--- Data items ---
** start **

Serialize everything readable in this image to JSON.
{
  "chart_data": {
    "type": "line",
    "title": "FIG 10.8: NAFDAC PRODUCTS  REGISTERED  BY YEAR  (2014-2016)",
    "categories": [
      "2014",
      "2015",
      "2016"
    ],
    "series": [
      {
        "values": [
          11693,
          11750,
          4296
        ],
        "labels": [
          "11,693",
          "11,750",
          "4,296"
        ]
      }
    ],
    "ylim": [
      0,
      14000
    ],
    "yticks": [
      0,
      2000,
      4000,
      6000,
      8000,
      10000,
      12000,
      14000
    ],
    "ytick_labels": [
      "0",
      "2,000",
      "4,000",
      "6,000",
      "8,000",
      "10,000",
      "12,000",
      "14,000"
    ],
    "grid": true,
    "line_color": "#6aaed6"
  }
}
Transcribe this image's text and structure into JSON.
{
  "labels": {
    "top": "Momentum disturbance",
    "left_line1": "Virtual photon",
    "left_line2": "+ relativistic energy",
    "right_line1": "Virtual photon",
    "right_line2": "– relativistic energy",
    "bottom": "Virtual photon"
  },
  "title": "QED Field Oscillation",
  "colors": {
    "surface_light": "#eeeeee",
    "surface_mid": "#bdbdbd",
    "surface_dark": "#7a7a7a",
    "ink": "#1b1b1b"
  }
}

** end **

Every record shown above must be echoed exactly.

Serialize everything readable in this image to JSON.
{
  "chart_data": {
    "type": "line",
    "title": "FIG 10.8: NAFDAC PRODUCTS  REGISTERED  BY YEAR  (2014-2016)",
    "categories": [
      "2014",
      "2015",
      "2016"
    ],
    "series": [
      {
        "values": [
          11693,
          11750,
          4296
        ],
        "labels": [
          "11,693",
          "11,750",
          "4,296"
        ]
      }
    ],
    "ylim": [
      0,
      14000
    ],
    "yticks": [
      0,
      2000,
      4000,
      6000,
      8000,
      10000,
      12000,
      14000
    ],
    "ytick_labels": [
      "0",
      "2,000",
      "4,000",
      "6,000",
      "8,000",
      "10,000",
      "12,000",
      "14,000"
    ],
    "grid": true,
    "line_color": "#6aaed6"
  }
}
Transcribe this image's text and structure into JSON.
{
  "labels": {
    "top": "Momentum disturbance",
    "left_line1": "Virtual photon",
    "left_line2": "+ relativistic energy",
    "right_line1": "Virtual photon",
    "right_line2": "– relativistic energy",
    "bottom": "Virtual photon"
  },
  "title": "QED Field Oscillation",
  "colors": {
    "surface_light": "#eeeeee",
    "surface_mid": "#bdbdbd",
    "surface_dark": "#7a7a7a",
    "ink": "#1b1b1b"
  }
}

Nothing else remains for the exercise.